> To be done
Return the full material exactly.

> Records to process
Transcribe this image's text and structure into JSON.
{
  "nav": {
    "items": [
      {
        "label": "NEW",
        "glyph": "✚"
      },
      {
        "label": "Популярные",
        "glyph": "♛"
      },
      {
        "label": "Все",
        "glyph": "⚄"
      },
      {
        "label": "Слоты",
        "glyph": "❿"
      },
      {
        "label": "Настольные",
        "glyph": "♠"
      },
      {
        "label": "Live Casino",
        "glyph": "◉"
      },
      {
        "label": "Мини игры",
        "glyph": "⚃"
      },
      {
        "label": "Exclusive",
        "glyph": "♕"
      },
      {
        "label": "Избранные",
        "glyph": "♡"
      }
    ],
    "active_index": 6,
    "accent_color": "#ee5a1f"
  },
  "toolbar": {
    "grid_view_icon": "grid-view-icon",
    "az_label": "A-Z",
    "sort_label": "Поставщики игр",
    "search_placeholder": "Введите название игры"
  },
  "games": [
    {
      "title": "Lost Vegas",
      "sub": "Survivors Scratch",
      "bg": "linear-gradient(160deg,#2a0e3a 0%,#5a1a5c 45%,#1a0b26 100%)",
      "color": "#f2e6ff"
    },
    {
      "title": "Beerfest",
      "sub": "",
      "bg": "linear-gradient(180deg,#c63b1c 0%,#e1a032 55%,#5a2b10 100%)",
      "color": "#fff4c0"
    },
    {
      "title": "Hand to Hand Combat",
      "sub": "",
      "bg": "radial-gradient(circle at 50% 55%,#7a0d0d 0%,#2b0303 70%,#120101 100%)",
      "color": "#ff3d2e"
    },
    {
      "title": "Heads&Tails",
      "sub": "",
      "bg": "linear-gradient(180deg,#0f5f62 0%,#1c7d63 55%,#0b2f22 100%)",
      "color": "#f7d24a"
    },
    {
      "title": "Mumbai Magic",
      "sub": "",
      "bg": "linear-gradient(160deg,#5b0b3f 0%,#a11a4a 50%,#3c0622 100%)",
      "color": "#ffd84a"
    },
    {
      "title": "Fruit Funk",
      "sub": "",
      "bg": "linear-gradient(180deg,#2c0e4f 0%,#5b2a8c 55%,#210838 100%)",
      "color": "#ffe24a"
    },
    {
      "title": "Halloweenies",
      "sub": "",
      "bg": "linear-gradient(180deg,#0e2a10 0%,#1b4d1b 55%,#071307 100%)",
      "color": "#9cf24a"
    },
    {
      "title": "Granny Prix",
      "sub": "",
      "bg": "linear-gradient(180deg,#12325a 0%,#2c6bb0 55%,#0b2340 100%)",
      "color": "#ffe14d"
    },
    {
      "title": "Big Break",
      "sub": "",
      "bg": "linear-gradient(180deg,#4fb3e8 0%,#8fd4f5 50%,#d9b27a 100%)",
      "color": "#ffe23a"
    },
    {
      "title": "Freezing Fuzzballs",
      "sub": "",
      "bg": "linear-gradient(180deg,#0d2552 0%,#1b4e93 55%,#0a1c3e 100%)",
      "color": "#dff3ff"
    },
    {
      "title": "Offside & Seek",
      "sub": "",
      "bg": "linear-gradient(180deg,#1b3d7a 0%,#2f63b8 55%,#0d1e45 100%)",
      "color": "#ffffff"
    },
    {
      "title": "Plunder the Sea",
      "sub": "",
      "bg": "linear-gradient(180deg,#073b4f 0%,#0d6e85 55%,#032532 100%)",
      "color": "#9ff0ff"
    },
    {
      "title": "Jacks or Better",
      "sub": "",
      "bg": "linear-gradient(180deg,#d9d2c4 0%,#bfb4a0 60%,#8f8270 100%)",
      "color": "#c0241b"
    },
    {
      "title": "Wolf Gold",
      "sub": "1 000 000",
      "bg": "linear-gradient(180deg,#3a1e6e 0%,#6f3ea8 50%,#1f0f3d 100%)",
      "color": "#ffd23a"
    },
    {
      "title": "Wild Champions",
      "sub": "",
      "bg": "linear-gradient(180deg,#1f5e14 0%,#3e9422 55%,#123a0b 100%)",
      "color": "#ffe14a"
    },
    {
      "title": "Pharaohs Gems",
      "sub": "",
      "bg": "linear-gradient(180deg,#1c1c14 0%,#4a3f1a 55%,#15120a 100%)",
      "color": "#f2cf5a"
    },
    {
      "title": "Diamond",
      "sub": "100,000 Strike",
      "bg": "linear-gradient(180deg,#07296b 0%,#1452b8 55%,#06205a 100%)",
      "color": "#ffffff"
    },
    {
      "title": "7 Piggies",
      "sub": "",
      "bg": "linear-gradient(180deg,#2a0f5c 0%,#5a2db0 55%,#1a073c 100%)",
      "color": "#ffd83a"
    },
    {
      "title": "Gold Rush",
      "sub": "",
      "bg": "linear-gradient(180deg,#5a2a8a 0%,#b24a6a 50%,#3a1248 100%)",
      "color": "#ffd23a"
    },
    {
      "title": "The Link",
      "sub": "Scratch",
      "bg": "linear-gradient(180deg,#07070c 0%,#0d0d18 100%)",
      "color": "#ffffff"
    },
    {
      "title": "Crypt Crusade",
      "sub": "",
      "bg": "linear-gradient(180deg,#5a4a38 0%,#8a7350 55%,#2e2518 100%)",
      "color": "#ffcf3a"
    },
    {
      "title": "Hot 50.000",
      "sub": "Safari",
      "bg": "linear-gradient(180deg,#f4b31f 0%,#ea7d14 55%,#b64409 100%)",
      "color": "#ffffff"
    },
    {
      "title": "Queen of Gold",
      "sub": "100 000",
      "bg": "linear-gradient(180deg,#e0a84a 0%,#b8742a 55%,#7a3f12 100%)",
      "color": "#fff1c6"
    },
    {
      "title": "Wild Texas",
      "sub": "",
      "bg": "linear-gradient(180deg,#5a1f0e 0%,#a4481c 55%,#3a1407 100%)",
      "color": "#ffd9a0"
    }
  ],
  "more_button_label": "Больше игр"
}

> Solution to the exercise
Transcribe this image's text and structure into JSON.
{
  "nav": {
    "items": [
      {
        "label": "NEW",
        "glyph": "✚"
      },
      {
        "label": "Популярные",
        "glyph": "♛"
      },
      {
        "label": "Все",
        "glyph": "⚄"
      },
      {
        "label": "Слоты",
        "glyph": "❿"
      },
      {
        "label": "Настольные",
        "glyph": "♠"
      },
      {
        "label": "Live Casino",
        "glyph": "◉"
      },
      {
        "label": "Мини игры",
        "glyph": "⚃"
      },
      {
        "label": "Exclusive",
        "glyph": "♕"
      },
      {
        "label": "Избранные",
        "glyph": "♡"
      }
    ],
    "active_index": 6,
    "accent_color": "#ee5a1f"
  },
  "toolbar": {
    "grid_view_icon": "grid-view-icon",
    "az_label": "A-Z",
    "sort_label": "Поставщики игр",
    "search_placeholder": "Введите название игры"
  },
  "games": [
    {
      "title": "Lost Vegas",
      "sub": "Survivors Scratch",
      "bg": "linear-gradient(160deg,#2a0e3a 0%,#5a1a5c 45%,#1a0b26 100%)",
      "color": "#f2e6ff"
    },
    {
      "title": "Beerfest",
      "sub": "",
      "bg": "linear-gradient(180deg,#c63b1c 0%,#e1a032 55%,#5a2b10 100%)",
      "color": "#fff4c0"
    },
    {
      "title": "Hand to Hand Combat",
      "sub": "",
      "bg": "radial-gradient(circle at 50% 55%,#7a0d0d 0%,#2b0303 70%,#120101 100%)",
      "color": "#ff3d2e"
    },
    {
      "title": "Heads&Tails",
      "sub": "",
      "bg": "linear-gradient(180deg,#0f5f62 0%,#1c7d63 55%,#0b2f22 100%)",
      "color": "#f7d24a"
    },
    {
      "title": "Mumbai Magic",
      "sub": "",
      "bg": "linear-gradient(160deg,#5b0b3f 0%,#a11a4a 50%,#3c0622 100%)",
      "color": "#ffd84a"
    },
    {
      "title": "Fruit Funk",
      "sub": "",
      "bg": "linear-gradient(180deg,#2c0e4f 0%,#5b2a8c 55%,#210838 100%)",
      "color": "#ffe24a"
    },
    {
      "title": "Halloweenies",
      "sub": "",
      "bg": "linear-gradient(180deg,#0e2a10 0%,#1b4d1b 55%,#071307 100%)",
      "color": "#9cf24a"
    },
    {
      "title": "Granny Prix",
      "sub": "",
      "bg": "linear-gradient(180deg,#12325a 0%,#2c6bb0 55%,#0b2340 100%)",
      "color": "#ffe14d"
    },
    {
      "title": "Big Break",
      "sub": "",
      "bg": "linear-gradient(180deg,#4fb3e8 0%,#8fd4f5 50%,#d9b27a 100%)",
      "color": "#ffe23a"
    },
    {
      "title": "Freezing Fuzzballs",
      "sub": "",
      "bg": "linear-gradient(180deg,#0d2552 0%,#1b4e93 55%,#0a1c3e 100%)",
      "color": "#dff3ff"
    },
    {
      "title": "Offside & Seek",
      "sub": "",
      "bg": "linear-gradient(180deg,#1b3d7a 0%,#2f63b8 55%,#0d1e45 100%)",
      "color": "#ffffff"
    },
    {
      "title": "Plunder the Sea",
      "sub": "",
      "bg": "linear-gradient(180deg,#073b4f 0%,#0d6e85 55%,#032532 100%)",
      "color": "#9ff0ff"
    },
    {
      "title": "Jacks or Better",
      "sub": "",
      "bg": "linear-gradient(180deg,#d9d2c4 0%,#bfb4a0 60%,#8f8270 100%)",
      "color": "#c0241b"
    },
    {
      "title": "Wolf Gold",
      "sub": "1 000 000",
      "bg": "linear-gradient(180deg,#3a1e6e 0%,#6f3ea8 50%,#1f0f3d 100%)",
      "color": "#ffd23a"
    },
    {
      "title": "Wild Champions",
      "sub": "",
      "bg": "linear-gradient(180deg,#1f5e14 0%,#3e9422 55%,#123a0b 100%)",
      "color": "#ffe14a"
    },
    {
      "title": "Pharaohs Gems",
      "sub": "",
      "bg": "linear-gradient(180deg,#1c1c14 0%,#4a3f1a 55%,#15120a 100%)",
      "color": "#f2cf5a"
    },
    {
      "title": "Diamond",
      "sub": "100,000 Strike",
      "bg": "linear-gradient(180deg,#07296b 0%,#1452b8 55%,#06205a 100%)",
      "color": "#ffffff"
    },
    {
      "title": "7 Piggies",
      "sub": "",
      "bg": "linear-gradient(180deg,#2a0f5c 0%,#5a2db0 55%,#1a073c 100%)",
      "color": "#ffd83a"
    },
    {
      "title": "Gold Rush",
      "sub": "",
      "bg": "linear-gradient(180deg,#5a2a8a 0%,#b24a6a 50%,#3a1248 100%)",
      "color": "#ffd23a"
    },
    {
      "title": "The Link",
      "sub": "Scratch",
      "bg": "linear-gradient(180deg,#07070c 0%,#0d0d18 100%)",
      "color": "#ffffff"
    },
    {
      "title": "Crypt Crusade",
      "sub": "",
      "bg": "linear-gradient(180deg,#5a4a38 0%,#8a7350 55%,#2e2518 100%)",
      "color": "#ffcf3a"
    },
    {
      "title": "Hot 50.000",
      "sub": "Safari",
      "bg": "linear-gradient(180deg,#f4b31f 0%,#ea7d14 55%,#b64409 100%)",
      "color": "#ffffff"
    },
    {
      "title": "Queen of Gold",
      "sub": "100 000",
      "bg": "linear-gradient(180deg,#e0a84a 0%,#b8742a 55%,#7a3f12 100%)",
      "color": "#fff1c6"
    },
    {
      "title": "Wild Texas",
      "sub": "",
      "bg": "linear-gradient(180deg,#5a1f0e 0%,#a4481c 55%,#3a1407 100%)",
      "color": "#ffd9a0"
    }
  ],
  "more_button_label": "Больше игр"
}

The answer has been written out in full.